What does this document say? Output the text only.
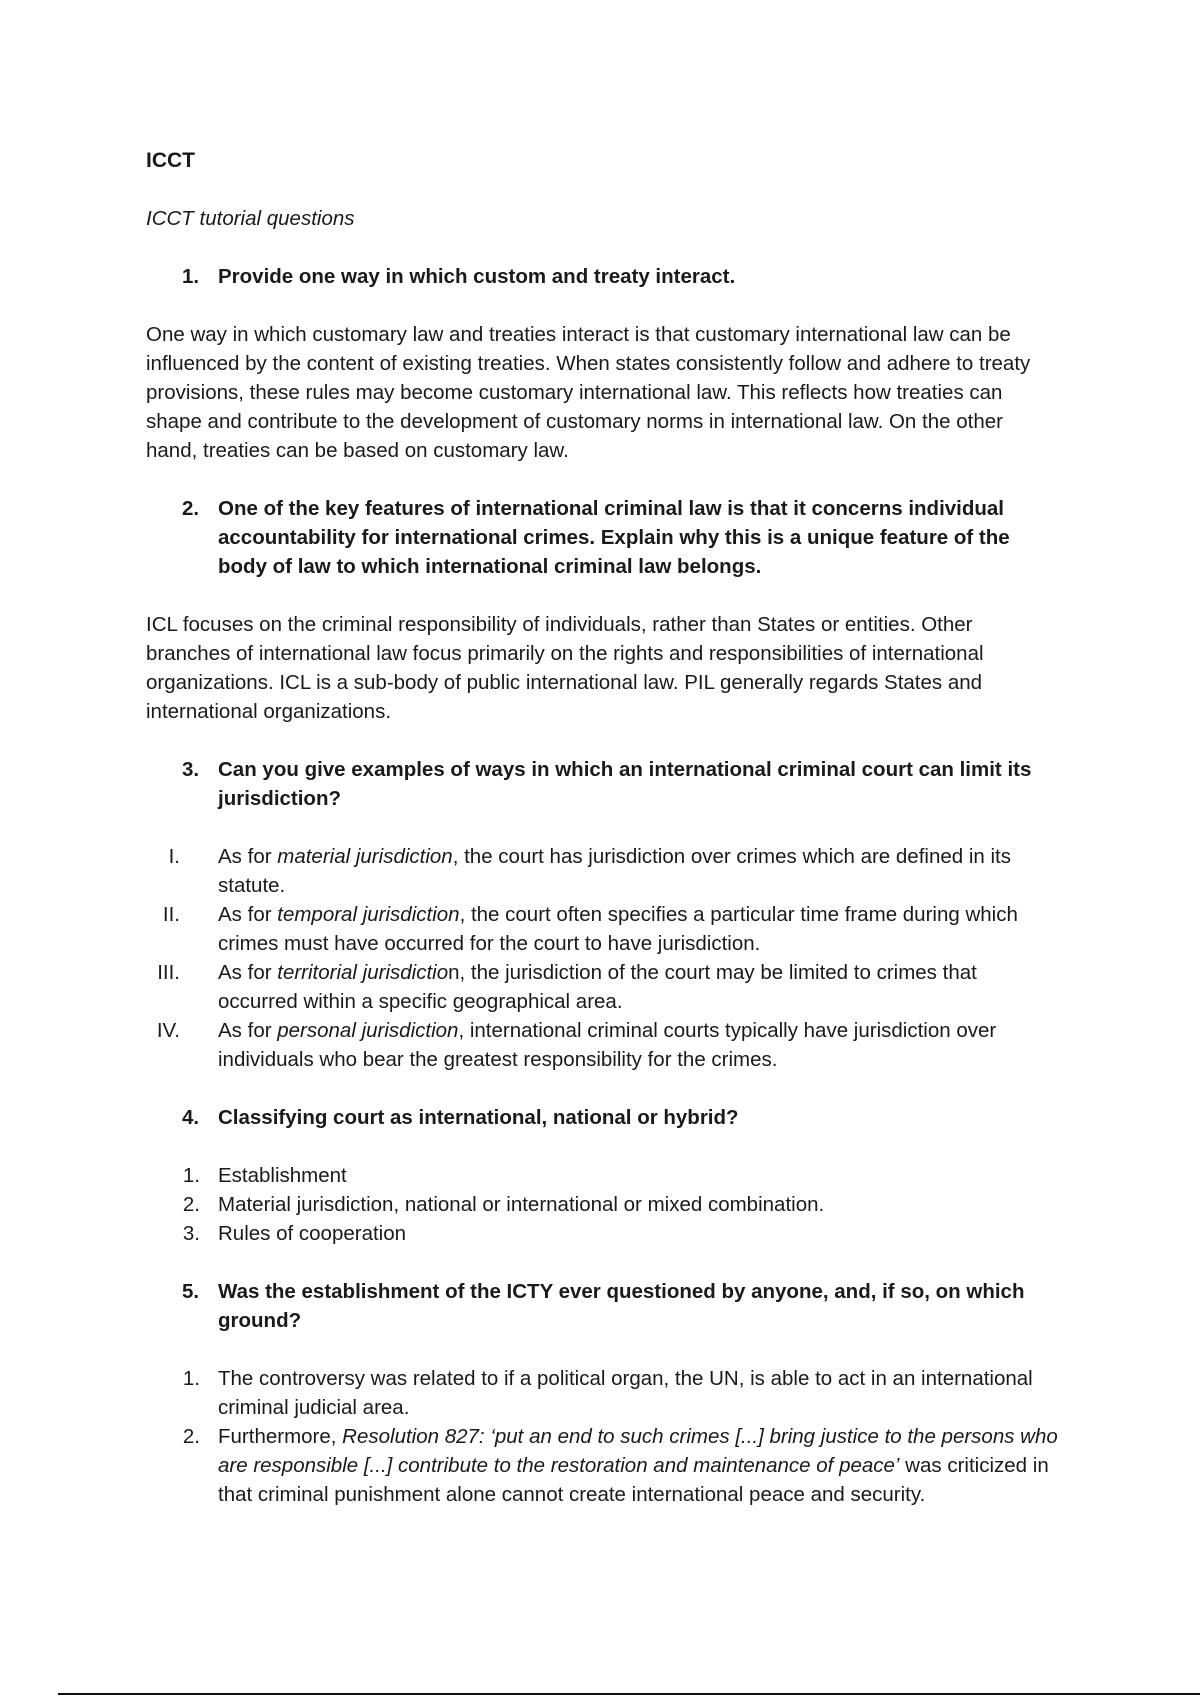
ICCT

ICCT tutorial questions

1. Provide one way in which custom and treaty interact.

One way in which customary law and treaties interact is that customary international law can be influenced by the content of existing treaties. When states consistently follow and adhere to treaty provisions, these rules may become customary international law. This reflects how treaties can shape and contribute to the development of customary norms in international law. On the other hand, treaties can be based on customary law.

2. One of the key features of international criminal law is that it concerns individual accountability for international crimes. Explain why this is a unique feature of the body of law to which international criminal law belongs.

ICL focuses on the criminal responsibility of individuals, rather than States or entities. Other branches of international law focus primarily on the rights and responsibilities of international organizations. ICL is a sub-body of public international law. PIL generally regards States and international organizations.

3. Can you give examples of ways in which an international criminal court can limit its jurisdiction?
I. As for material jurisdiction, the court has jurisdiction over crimes which are defined in its statute.
II. As for temporal jurisdiction, the court often specifies a particular time frame during which crimes must have occurred for the court to have jurisdiction.
III. As for territorial jurisdiction, the jurisdiction of the court may be limited to crimes that occurred within a specific geographical area.
IV. As for personal jurisdiction, international criminal courts typically have jurisdiction over individuals who bear the greatest responsibility for the crimes.
4. Classifying court as international, national or hybrid?
1. Establishment
2. Material jurisdiction, national or international or mixed combination.
3. Rules of cooperation
5. Was the establishment of the ICTY ever questioned by anyone, and, if so, on which ground?
1. The controversy was related to if a political organ, the UN, is able to act in an international criminal judicial area.
2. Furthermore, Resolution 827: ‘put an end to such crimes [...] bring justice to the persons who are responsible [...] contribute to the restoration and maintenance of peace’ was criticized in that criminal punishment alone cannot create international peace and security.
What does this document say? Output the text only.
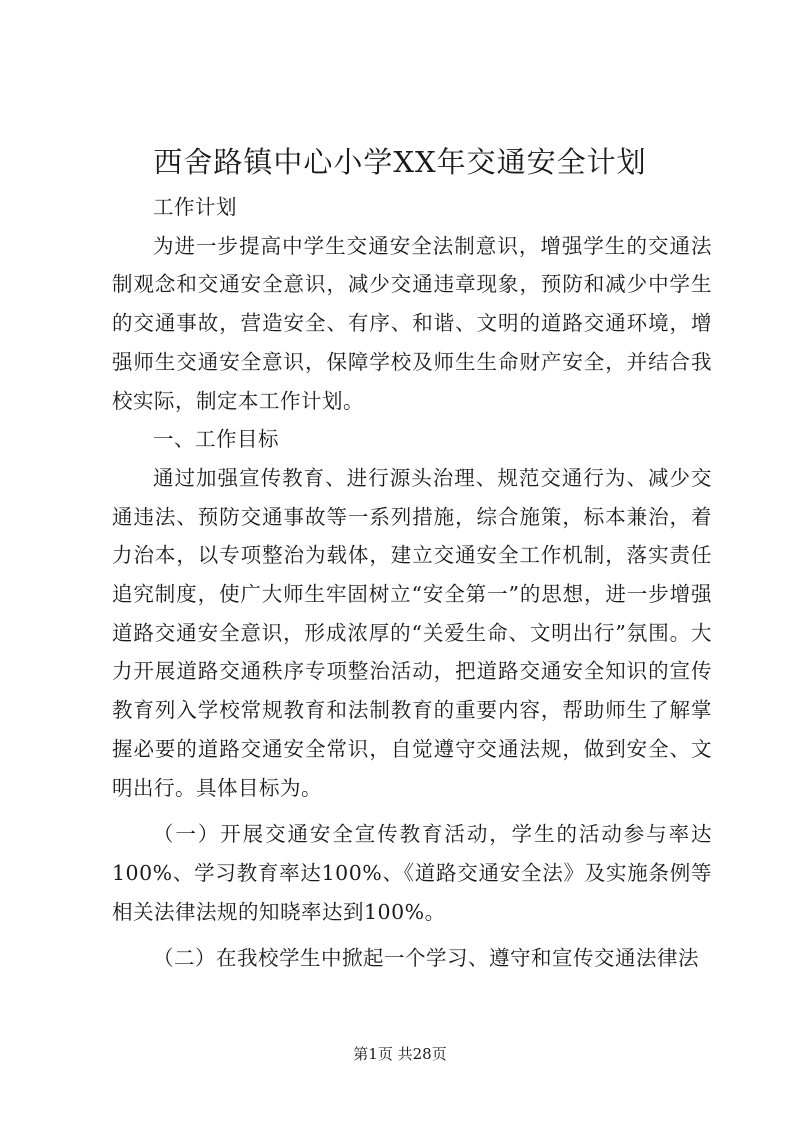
西舍路镇中心小学XX年交通安全计划

工作计划

为进一步提高中学生交通安全法制意识，增强学生的交通法制观念和交通安全意识，减少交通违章现象，预防和减少中学生的交通事故，营造安全、有序、和谐、文明的道路交通环境，增强师生交通安全意识，保障学校及师生生命财产安全，并结合我校实际，制定本工作计划。

一、工作目标

通过加强宣传教育、进行源头治理、规范交通行为、减少交通违法、预防交通事故等一系列措施，综合施策，标本兼治，着力治本，以专项整治为载体，建立交通安全工作机制，落实责任追究制度，使广大师生牢固树立“安全第一”的思想，进一步增强道路交通安全意识，形成浓厚的“关爱生命、文明出行”氛围。大力开展道路交通秩序专项整治活动，把道路交通安全知识的宣传教育列入学校常规教育和法制教育的重要内容，帮助师生了解掌握必要的道路交通安全常识，自觉遵守交通法规，做到安全、文明出行。具体目标为。

（一）开展交通安全宣传教育活动，学生的活动参与率达100%、学习教育率达100%、《道路交通安全法》及实施条例等相关法律法规的知晓率达到100%。

（二）在我校学生中掀起一个学习、遵守和宣传交通法律法

第1页 共28页
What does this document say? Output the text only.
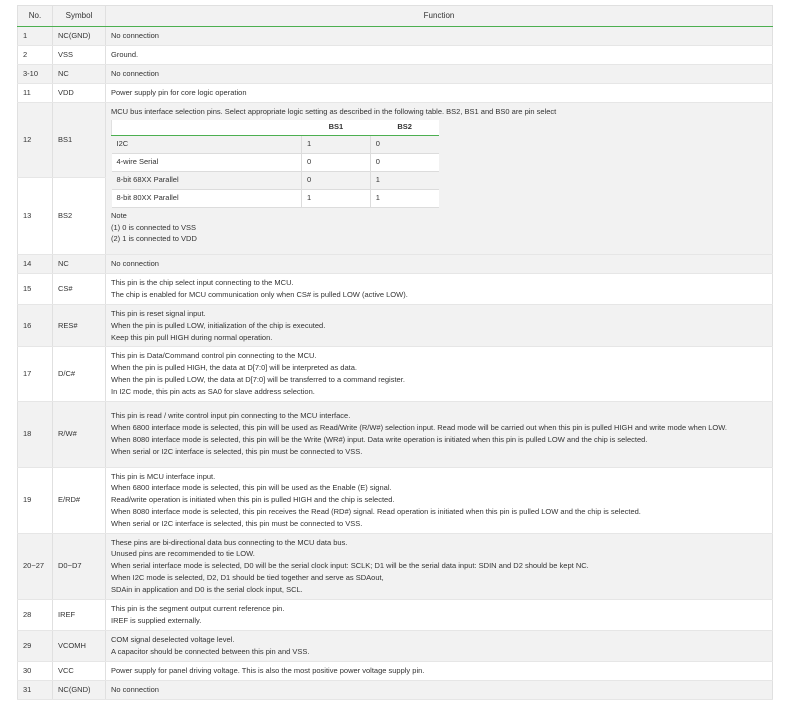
No.	Symbol	Function
1	NC(GND)	No connection

2	VSS	Ground.

3-10	NC	No connection

11	VDD	Power supply pin for core logic operation

12	BS1	
MCU bus interface selection pins. Select appropriate logic setting as described in the following table. BS2, BS1 and BS0 are pin select
	BS1	BS2
I2C	1	0
4-wire Serial	0	0
8-bit 68XX Parallel	0	1
8-bit 80XX Parallel	1	1
Note
(1) 0 is connected to VSS
(2) 1 is connected to VDD

13	BS2
14	NC	No connection

15	CS#	
This pin is the chip select input connecting to the MCU.
The chip is enabled for MCU communication only when CS# is pulled LOW (active LOW).

16	RES#	
This pin is reset signal input.
When the pin is pulled LOW, initialization of the chip is executed.
Keep this pin pull HIGH during normal operation.

17	D/C#	
This pin is Data/Command control pin connecting to the MCU.
When the pin is pulled HIGH, the data at D[7:0] will be interpreted as data.
When the pin is pulled LOW, the data at D[7:0] will be transferred to a command register.
In I2C mode, this pin acts as SA0 for slave address selection.

18	R/W#	
This pin is read / write control input pin connecting to the MCU interface.
When 6800 interface mode is selected, this pin will be used as Read/Write (R/W#) selection input. Read mode will be carried out when this pin is pulled HIGH and write mode when LOW.
When 8080 interface mode is selected, this pin will be the Write (WR#) input. Data write operation is initiated when this pin is pulled LOW and the chip is selected.
When serial or I2C interface is selected, this pin must be connected to VSS.

19	E/RD#	
This pin is MCU interface input.
When 6800 interface mode is selected, this pin will be used as the Enable (E) signal.
Read/write operation is initiated when this pin is pulled HIGH and the chip is selected.
When 8080 interface mode is selected, this pin receives the Read (RD#) signal. Read operation is initiated when this pin is pulled LOW and the chip is selected.
When serial or I2C interface is selected, this pin must be connected to VSS.

20~27	D0~D7	
These pins are bi-directional data bus connecting to the MCU data bus.
Unused pins are recommended to tie LOW.
When serial interface mode is selected, D0 will be the serial clock input: SCLK; D1 will be the serial data input: SDIN and D2 should be kept NC.
When I2C mode is selected, D2, D1 should be tied together and serve as SDAout,
SDAin in application and D0 is the serial clock input, SCL.

28	IREF	
This pin is the segment output current reference pin.
IREF is supplied externally.

29	VCOMH	
COM signal deselected voltage level.
A capacitor should be connected between this pin and VSS.

30	VCC	Power supply for panel driving voltage. This is also the most positive power voltage supply pin.

31	NC(GND)	No connection
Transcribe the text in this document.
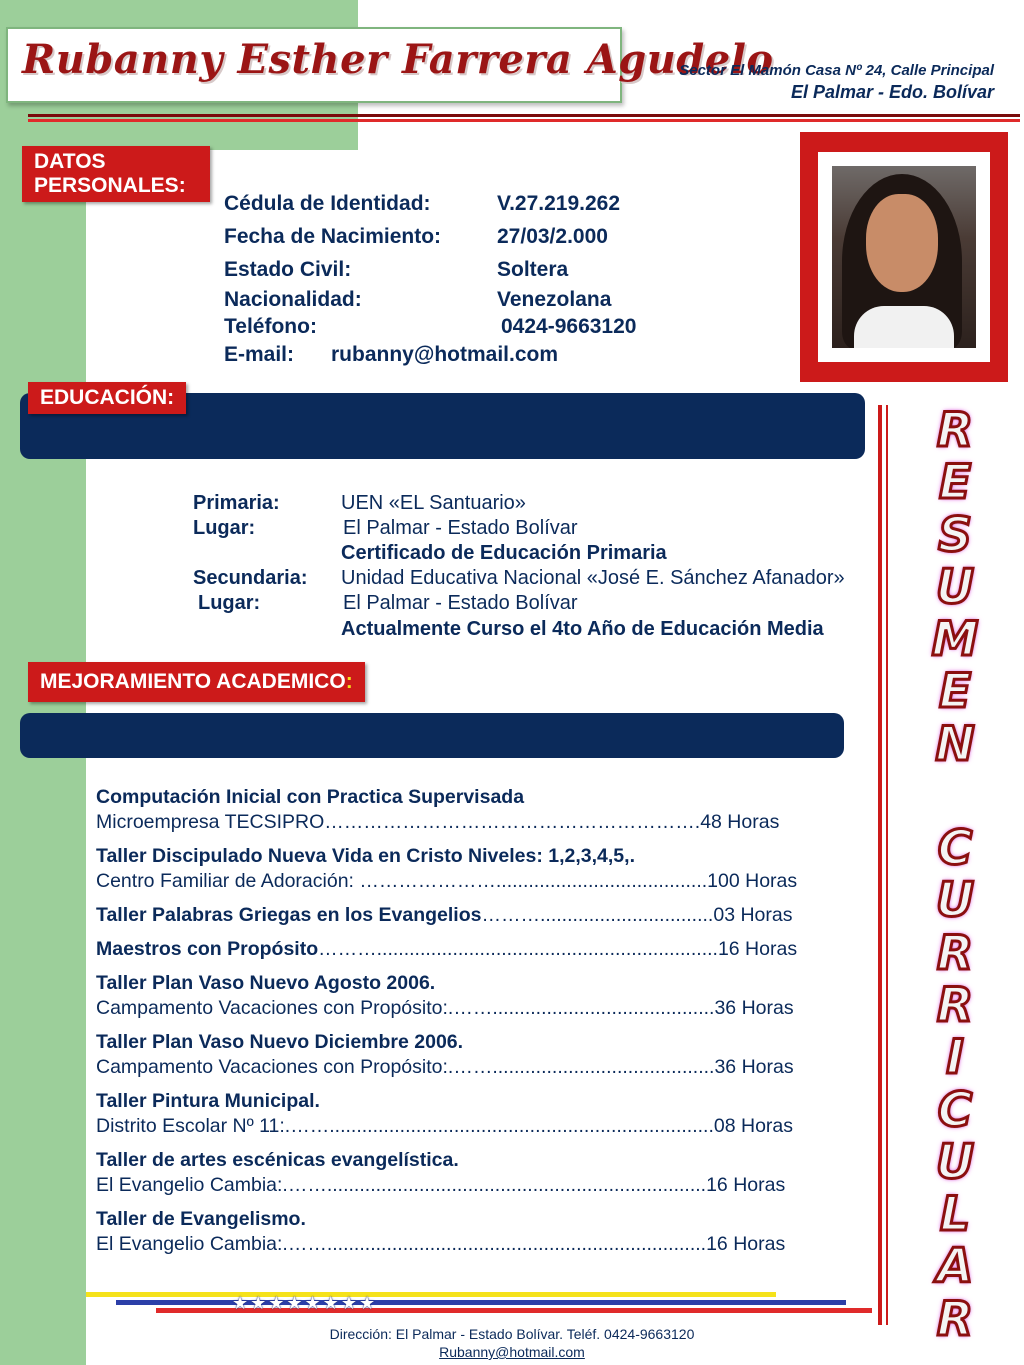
Rubanny Esther Farrera Agudelo
Sector El Mamón Casa Nº 24, Calle Principal
El Palmar - Edo. Bolívar
DATOS
PERSONALES:
Cédula de Identidad:	V.27.219.262
Fecha de Nacimiento:	27/03/2.000
Estado Civil:	Soltera
Nacionalidad:	Venezolana
Teléfono:	0424-9663120
E-mail: rubanny@hotmail.com
EDUCACIÓN:
Primaria:	UEN «EL Santuario»
Lugar:	El Palmar - Estado Bolívar
Certificado de Educación Primaria
Secundaria: Unidad Educativa Nacional «José E. Sánchez Afanador»
Lugar:	El Palmar - Estado Bolívar
Actualmente Curso el 4to Año de Educación Media
MEJORAMIENTO ACADEMICO:
Computación Inicial con Practica Supervisada
Microempresa TECSIPRO………………………………………………….48 Horas
Taller Discipulado Nueva Vida en Cristo Niveles: 1,2,3,4,5,.
Centro Familiar de Adoración: ………………….......................................100 Horas
Taller Palabras Griegas en los Evangelios………................................03 Horas
Maestros con Propósito………...............................................................16 Horas
Taller Plan Vaso Nuevo Agosto 2006.
Campamento Vacaciones con Propósito:.…….........................................36 Horas
Taller Plan Vaso Nuevo Diciembre 2006.
Campamento Vacaciones con Propósito:.…….........................................36 Horas
Taller Pintura Municipal.
Distrito Escolar Nº 11:.…….......................................................................08 Horas
Taller de artes escénicas evangelística.
El Evangelio Cambia:.……......................................................................16 Horas
Taller de Evangelismo.
El Evangelio Cambia:.……......................................................................16 Horas
R
E
S
U
M
E
N
C
U
R
R
I
C
U
L
A
R
★★★★★★★★
Dirección: El Palmar - Estado Bolívar. Teléf. 0424-9663120
Rubanny@hotmail.com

========

| TASK DETAILS |
Set down the records in full and exactly. Do not carry over any image.

| TASK OUTPUT |
What does this document say? Output the text only.
ICCT

ICCT tutorial questions

1. Provide one way in which custom and treaty interact.

One way in which customary law and treaties interact is that customary international law can be influenced by the content of existing treaties. When states consistently follow and adhere to treaty provisions, these rules may become customary international law. This reflects how treaties can shape and contribute to the development of customary norms in international law. On the other hand, treaties can be based on customary law.

2. One of the key features of international criminal law is that it concerns individual accountability for international crimes. Explain why this is a unique feature of the body of law to which international criminal law belongs.

ICL focuses on the criminal responsibility of individuals, rather than States or entities. Other branches of international law focus primarily on the rights and responsibilities of international organizations. ICL is a sub-body of public international law. PIL generally regards States and international organizations.

3. Can you give examples of ways in which an international criminal court can limit its jurisdiction?
I. As for material jurisdiction, the court has jurisdiction over crimes which are defined in its statute.
II. As for temporal jurisdiction, the court often specifies a particular time frame during which crimes must have occurred for the court to have jurisdiction.
III. As for territorial jurisdiction, the jurisdiction of the court may be limited to crimes that occurred within a specific geographical area.
IV. As for personal jurisdiction, international criminal courts typically have jurisdiction over individuals who bear the greatest responsibility for the crimes.
4. Classifying court as international, national or hybrid?
1. Establishment
2. Material jurisdiction, national or international or mixed combination.
3. Rules of cooperation
5. Was the establishment of the ICTY ever questioned by anyone, and, if so, on which ground?
1. The controversy was related to if a political organ, the UN, is able to act in an international criminal judicial area.
2. Furthermore, Resolution 827: ‘put an end to such crimes [...] bring justice to the persons who are responsible [...] contribute to the restoration and maintenance of peace’ was criticized in that criminal punishment alone cannot create international peace and security.
What does this document say? Output the text only.
西舍路镇中心小学XX年交通安全计划

工作计划

为进一步提高中学生交通安全法制意识，增强学生的交通法制观念和交通安全意识，减少交通违章现象，预防和减少中学生的交通事故，营造安全、有序、和谐、文明的道路交通环境，增强师生交通安全意识，保障学校及师生生命财产安全，并结合我校实际，制定本工作计划。

一、工作目标

通过加强宣传教育、进行源头治理、规范交通行为、减少交通违法、预防交通事故等一系列措施，综合施策，标本兼治，着力治本，以专项整治为载体，建立交通安全工作机制，落实责任追究制度，使广大师生牢固树立“安全第一”的思想，进一步增强道路交通安全意识，形成浓厚的“关爱生命、文明出行”氛围。大力开展道路交通秩序专项整治活动，把道路交通安全知识的宣传教育列入学校常规教育和法制教育的重要内容，帮助师生了解掌握必要的道路交通安全常识，自觉遵守交通法规，做到安全、文明出行。具体目标为。

（一）开展交通安全宣传教育活动，学生的活动参与率达100%、学习教育率达100%、《道路交通安全法》及实施条例等相关法律法规的知晓率达到100%。

（二）在我校学生中掀起一个学习、遵守和宣传交通法律法

第1页 共28页
What does this document say? Output the text only.
No.	Symbol	Function
1	NC(GND)	No connection

2	VSS	Ground.

3-10	NC	No connection

11	VDD	Power supply pin for core logic operation

12	BS1	
MCU bus interface selection pins. Select appropriate logic setting as described in the following table. BS2, BS1 and BS0 are pin select
	BS1	BS2
I2C	1	0
4-wire Serial	0	0
8-bit 68XX Parallel	0	1
8-bit 80XX Parallel	1	1
Note
(1) 0 is connected to VSS
(2) 1 is connected to VDD

13	BS2
14	NC	No connection

15	CS#	
This pin is the chip select input connecting to the MCU.
The chip is enabled for MCU communication only when CS# is pulled LOW (active LOW).

16	RES#	
This pin is reset signal input.
When the pin is pulled LOW, initialization of the chip is executed.
Keep this pin pull HIGH during normal operation.

17	D/C#	
This pin is Data/Command control pin connecting to the MCU.
When the pin is pulled HIGH, the data at D[7:0] will be interpreted as data.
When the pin is pulled LOW, the data at D[7:0] will be transferred to a command register.
In I2C mode, this pin acts as SA0 for slave address selection.

18	R/W#	
This pin is read / write control input pin connecting to the MCU interface.
When 6800 interface mode is selected, this pin will be used as Read/Write (R/W#) selection input. Read mode will be carried out when this pin is pulled HIGH and write mode when LOW.
When 8080 interface mode is selected, this pin will be the Write (WR#) input. Data write operation is initiated when this pin is pulled LOW and the chip is selected.
When serial or I2C interface is selected, this pin must be connected to VSS.

19	E/RD#	
This pin is MCU interface input.
When 6800 interface mode is selected, this pin will be used as the Enable (E) signal.
Read/write operation is initiated when this pin is pulled HIGH and the chip is selected.
When 8080 interface mode is selected, this pin receives the Read (RD#) signal. Read operation is initiated when this pin is pulled LOW and the chip is selected.
When serial or I2C interface is selected, this pin must be connected to VSS.

20~27	D0~D7	
These pins are bi-directional data bus connecting to the MCU data bus.
Unused pins are recommended to tie LOW.
When serial interface mode is selected, D0 will be the serial clock input: SCLK; D1 will be the serial data input: SDIN and D2 should be kept NC.
When I2C mode is selected, D2, D1 should be tied together and serve as SDAout,
SDAin in application and D0 is the serial clock input, SCL.

28	IREF	
This pin is the segment output current reference pin.
IREF is supplied externally.

29	VCOMH	
COM signal deselected voltage level.
A capacitor should be connected between this pin and VSS.

30	VCC	Power supply for panel driving voltage. This is also the most positive power voltage supply pin.

31	NC(GND)	No connection
Transcribe the text in this document.
Rubanny Esther Farrera Agudelo
Sector El Mamón Casa Nº 24, Calle Principal
El Palmar - Edo. Bolívar
DATOS
PERSONALES:
Cédula de Identidad:	V.27.219.262
Fecha de Nacimiento:	27/03/2.000
Estado Civil:	Soltera
Nacionalidad:	Venezolana
Teléfono:	0424-9663120
E-mail: rubanny@hotmail.com
EDUCACIÓN:
Primaria:	UEN «EL Santuario»
Lugar:	El Palmar - Estado Bolívar
Certificado de Educación Primaria
Secundaria: Unidad Educativa Nacional «José E. Sánchez Afanador»
Lugar:	El Palmar - Estado Bolívar
Actualmente Curso el 4to Año de Educación Media
MEJORAMIENTO ACADEMICO:
Computación Inicial con Practica Supervisada
Microempresa TECSIPRO………………………………………………….48 Horas
Taller Discipulado Nueva Vida en Cristo Niveles: 1,2,3,4,5,.
Centro Familiar de Adoración: ………………….......................................100 Horas
Taller Palabras Griegas en los Evangelios………................................03 Horas
Maestros con Propósito………...............................................................16 Horas
Taller Plan Vaso Nuevo Agosto 2006.
Campamento Vacaciones con Propósito:.…….........................................36 Horas
Taller Plan Vaso Nuevo Diciembre 2006.
Campamento Vacaciones con Propósito:.…….........................................36 Horas
Taller Pintura Municipal.
Distrito Escolar Nº 11:.…….......................................................................08 Horas
Taller de artes escénicas evangelística.
El Evangelio Cambia:.……......................................................................16 Horas
Taller de Evangelismo.
El Evangelio Cambia:.……......................................................................16 Horas
R
E
S
U
M
E
N
C
U
R
R
I
C
U
L
A
R
★★★★★★★★
Dirección: El Palmar - Estado Bolívar. Teléf. 0424-9663120
Rubanny@hotmail.com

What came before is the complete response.